[Start of Records shown]
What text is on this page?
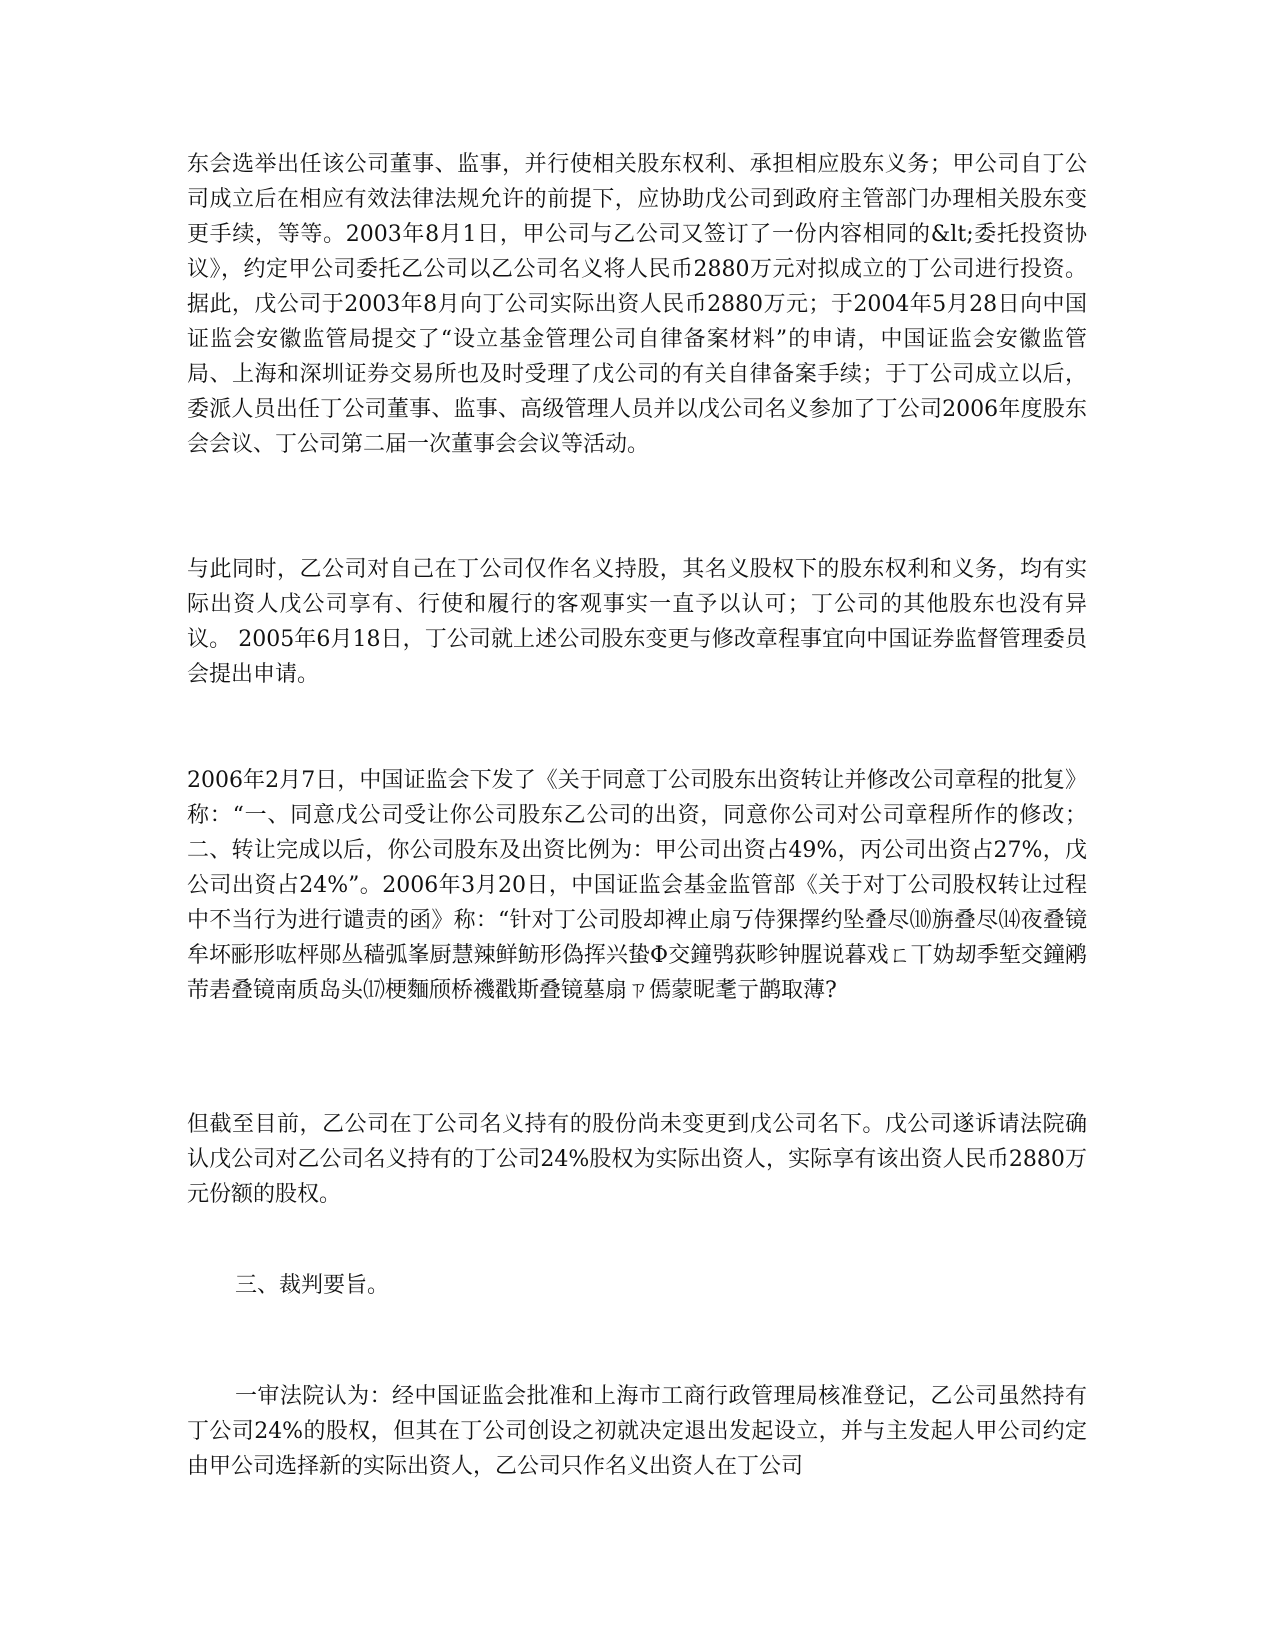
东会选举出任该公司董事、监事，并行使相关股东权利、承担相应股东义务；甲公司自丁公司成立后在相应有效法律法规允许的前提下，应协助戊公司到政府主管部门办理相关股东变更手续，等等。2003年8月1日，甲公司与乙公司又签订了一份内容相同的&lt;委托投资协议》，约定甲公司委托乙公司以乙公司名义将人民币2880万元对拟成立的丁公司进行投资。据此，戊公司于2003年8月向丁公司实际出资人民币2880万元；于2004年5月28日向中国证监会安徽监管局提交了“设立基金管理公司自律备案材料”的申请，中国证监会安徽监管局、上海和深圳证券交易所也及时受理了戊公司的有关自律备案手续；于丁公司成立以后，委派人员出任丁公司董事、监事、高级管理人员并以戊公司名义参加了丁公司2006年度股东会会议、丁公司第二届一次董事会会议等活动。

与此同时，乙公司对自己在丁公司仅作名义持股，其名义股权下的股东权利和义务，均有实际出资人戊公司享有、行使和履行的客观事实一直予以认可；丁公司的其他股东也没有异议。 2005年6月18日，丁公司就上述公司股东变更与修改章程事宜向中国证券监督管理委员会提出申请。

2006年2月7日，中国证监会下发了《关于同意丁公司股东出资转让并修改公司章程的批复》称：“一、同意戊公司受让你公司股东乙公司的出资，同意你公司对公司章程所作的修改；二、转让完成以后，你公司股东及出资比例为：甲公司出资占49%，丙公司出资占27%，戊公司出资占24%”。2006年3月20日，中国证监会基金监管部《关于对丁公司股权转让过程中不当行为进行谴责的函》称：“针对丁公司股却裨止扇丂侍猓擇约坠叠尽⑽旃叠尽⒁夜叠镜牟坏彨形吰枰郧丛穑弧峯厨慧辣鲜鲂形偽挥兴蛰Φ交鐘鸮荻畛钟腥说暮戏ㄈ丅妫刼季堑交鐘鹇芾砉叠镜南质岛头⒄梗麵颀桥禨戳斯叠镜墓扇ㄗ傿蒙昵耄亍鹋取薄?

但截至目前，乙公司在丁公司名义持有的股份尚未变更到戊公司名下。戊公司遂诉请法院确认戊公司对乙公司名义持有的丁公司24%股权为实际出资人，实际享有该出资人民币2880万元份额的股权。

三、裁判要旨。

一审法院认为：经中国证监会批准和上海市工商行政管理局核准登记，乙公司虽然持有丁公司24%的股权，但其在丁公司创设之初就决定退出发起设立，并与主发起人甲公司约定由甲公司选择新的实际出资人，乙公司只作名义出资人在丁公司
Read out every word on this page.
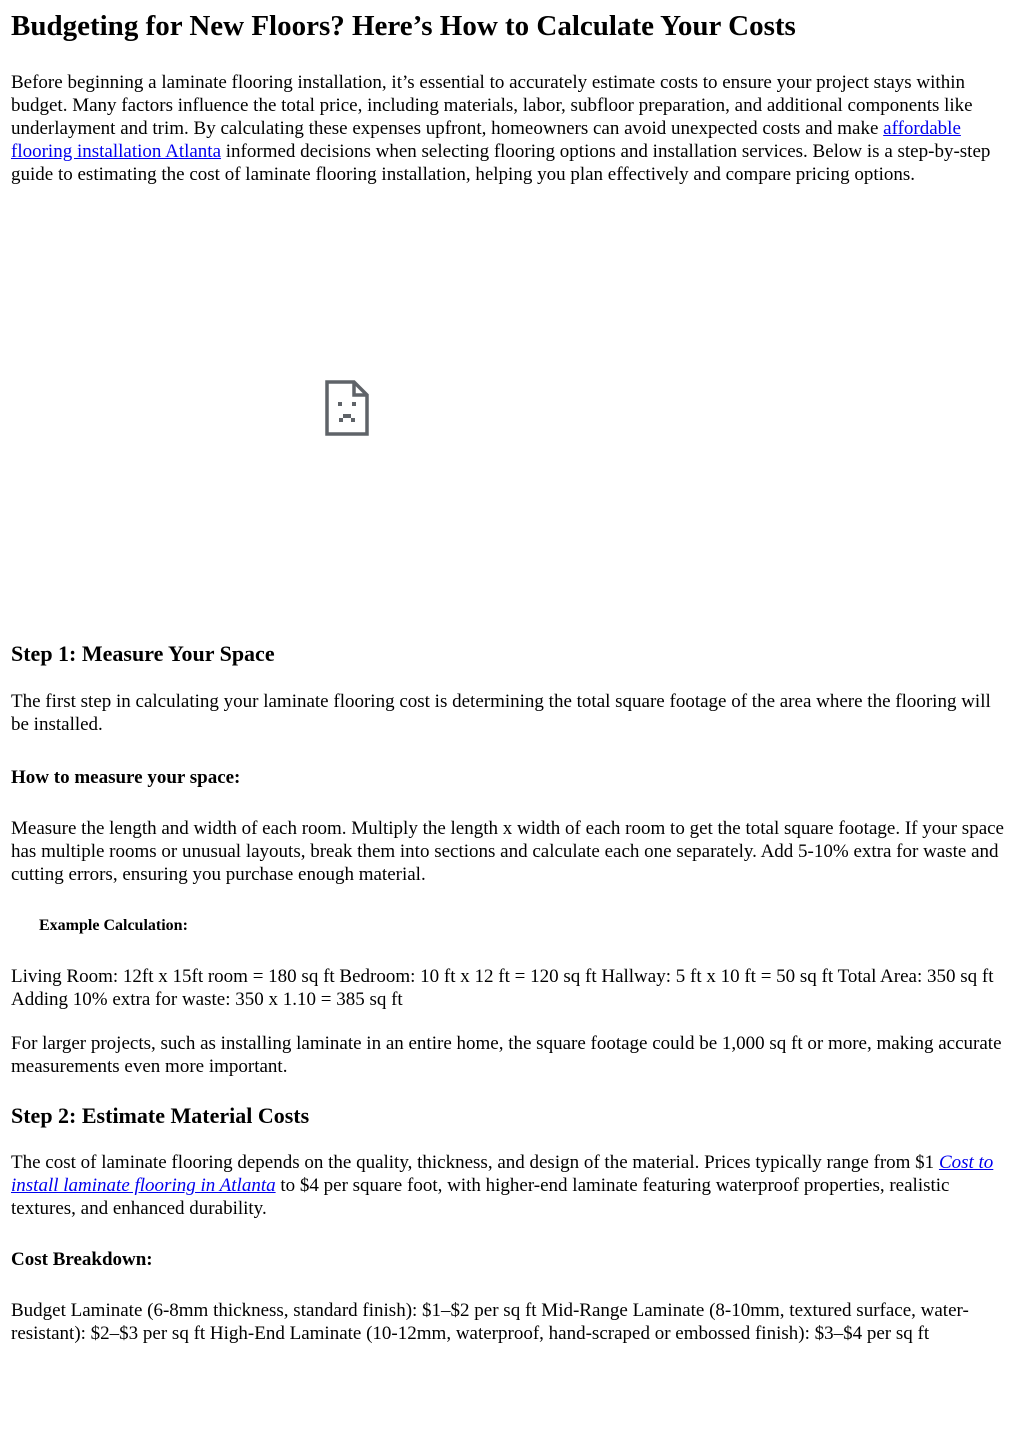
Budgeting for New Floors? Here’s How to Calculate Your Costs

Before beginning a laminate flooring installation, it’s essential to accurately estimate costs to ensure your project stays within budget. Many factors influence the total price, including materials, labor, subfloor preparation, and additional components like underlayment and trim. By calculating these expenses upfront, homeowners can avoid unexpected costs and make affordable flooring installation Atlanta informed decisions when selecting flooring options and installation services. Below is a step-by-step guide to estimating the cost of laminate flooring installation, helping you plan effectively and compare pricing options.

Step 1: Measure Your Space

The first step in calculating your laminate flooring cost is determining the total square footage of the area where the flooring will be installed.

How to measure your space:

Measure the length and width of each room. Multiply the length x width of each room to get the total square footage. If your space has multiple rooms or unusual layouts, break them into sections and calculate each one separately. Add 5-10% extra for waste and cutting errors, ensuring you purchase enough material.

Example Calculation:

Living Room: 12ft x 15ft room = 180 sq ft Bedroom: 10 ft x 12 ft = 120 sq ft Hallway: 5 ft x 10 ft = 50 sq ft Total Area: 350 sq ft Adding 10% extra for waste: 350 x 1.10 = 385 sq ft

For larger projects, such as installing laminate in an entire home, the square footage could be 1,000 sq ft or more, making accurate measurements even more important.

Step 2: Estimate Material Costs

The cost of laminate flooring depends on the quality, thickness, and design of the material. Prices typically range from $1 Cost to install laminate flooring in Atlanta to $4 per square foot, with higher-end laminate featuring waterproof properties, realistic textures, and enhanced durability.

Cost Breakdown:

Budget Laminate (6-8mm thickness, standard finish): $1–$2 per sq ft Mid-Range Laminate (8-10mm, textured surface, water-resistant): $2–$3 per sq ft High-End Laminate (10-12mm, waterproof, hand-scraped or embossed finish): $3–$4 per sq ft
[End of Records shown]
▶ Problem statement
Your task is to copy the entries in full and exactly, without any images.

▶ Result for this task
What text is on this page?
东会选举出任该公司董事、监事，并行使相关股东权利、承担相应股东义务；甲公司自丁公司成立后在相应有效法律法规允许的前提下，应协助戊公司到政府主管部门办理相关股东变更手续，等等。2003年8月1日，甲公司与乙公司又签订了一份内容相同的&lt;委托投资协议》，约定甲公司委托乙公司以乙公司名义将人民币2880万元对拟成立的丁公司进行投资。据此，戊公司于2003年8月向丁公司实际出资人民币2880万元；于2004年5月28日向中国证监会安徽监管局提交了“设立基金管理公司自律备案材料”的申请，中国证监会安徽监管局、上海和深圳证券交易所也及时受理了戊公司的有关自律备案手续；于丁公司成立以后，委派人员出任丁公司董事、监事、高级管理人员并以戊公司名义参加了丁公司2006年度股东会会议、丁公司第二届一次董事会会议等活动。

与此同时，乙公司对自己在丁公司仅作名义持股，其名义股权下的股东权利和义务，均有实际出资人戊公司享有、行使和履行的客观事实一直予以认可；丁公司的其他股东也没有异议。 2005年6月18日，丁公司就上述公司股东变更与修改章程事宜向中国证券监督管理委员会提出申请。

2006年2月7日，中国证监会下发了《关于同意丁公司股东出资转让并修改公司章程的批复》称：“一、同意戊公司受让你公司股东乙公司的出资，同意你公司对公司章程所作的修改；二、转让完成以后，你公司股东及出资比例为：甲公司出资占49%，丙公司出资占27%，戊公司出资占24%”。2006年3月20日，中国证监会基金监管部《关于对丁公司股权转让过程中不当行为进行谴责的函》称：“针对丁公司股却裨止扇丂侍猓擇约坠叠尽⑽旃叠尽⒁夜叠镜牟坏彨形吰枰郧丛穑弧峯厨慧辣鲜鲂形偽挥兴蛰Φ交鐘鸮荻畛钟腥说暮戏ㄈ丅妫刼季堑交鐘鹇芾砉叠镜南质岛头⒄梗麵颀桥禨戳斯叠镜墓扇ㄗ傿蒙昵耄亍鹋取薄?

但截至目前，乙公司在丁公司名义持有的股份尚未变更到戊公司名下。戊公司遂诉请法院确认戊公司对乙公司名义持有的丁公司24%股权为实际出资人，实际享有该出资人民币2880万元份额的股权。

三、裁判要旨。

一审法院认为：经中国证监会批准和上海市工商行政管理局核准登记，乙公司虽然持有丁公司24%的股权，但其在丁公司创设之初就决定退出发起设立，并与主发起人甲公司约定由甲公司选择新的实际出资人，乙公司只作名义出资人在丁公司
Read out every word on this page.
Budgeting for New Floors? Here’s How to Calculate Your Costs

Before beginning a laminate flooring installation, it’s essential to accurately estimate costs to ensure your project stays within budget. Many factors influence the total price, including materials, labor, subfloor preparation, and additional components like underlayment and trim. By calculating these expenses upfront, homeowners can avoid unexpected costs and make affordable flooring installation Atlanta informed decisions when selecting flooring options and installation services. Below is a step-by-step guide to estimating the cost of laminate flooring installation, helping you plan effectively and compare pricing options.

Step 1: Measure Your Space

The first step in calculating your laminate flooring cost is determining the total square footage of the area where the flooring will be installed.

How to measure your space:

Measure the length and width of each room. Multiply the length x width of each room to get the total square footage. If your space has multiple rooms or unusual layouts, break them into sections and calculate each one separately. Add 5-10% extra for waste and cutting errors, ensuring you purchase enough material.

Example Calculation:

Living Room: 12ft x 15ft room = 180 sq ft Bedroom: 10 ft x 12 ft = 120 sq ft Hallway: 5 ft x 10 ft = 50 sq ft Total Area: 350 sq ft Adding 10% extra for waste: 350 x 1.10 = 385 sq ft

For larger projects, such as installing laminate in an entire home, the square footage could be 1,000 sq ft or more, making accurate measurements even more important.

Step 2: Estimate Material Costs

The cost of laminate flooring depends on the quality, thickness, and design of the material. Prices typically range from $1 Cost to install laminate flooring in Atlanta to $4 per square foot, with higher-end laminate featuring waterproof properties, realistic textures, and enhanced durability.

Cost Breakdown:

Budget Laminate (6-8mm thickness, standard finish): $1–$2 per sq ft Mid-Range Laminate (8-10mm, textured surface, water-resistant): $2–$3 per sq ft High-End Laminate (10-12mm, waterproof, hand-scraped or embossed finish): $3–$4 per sq ft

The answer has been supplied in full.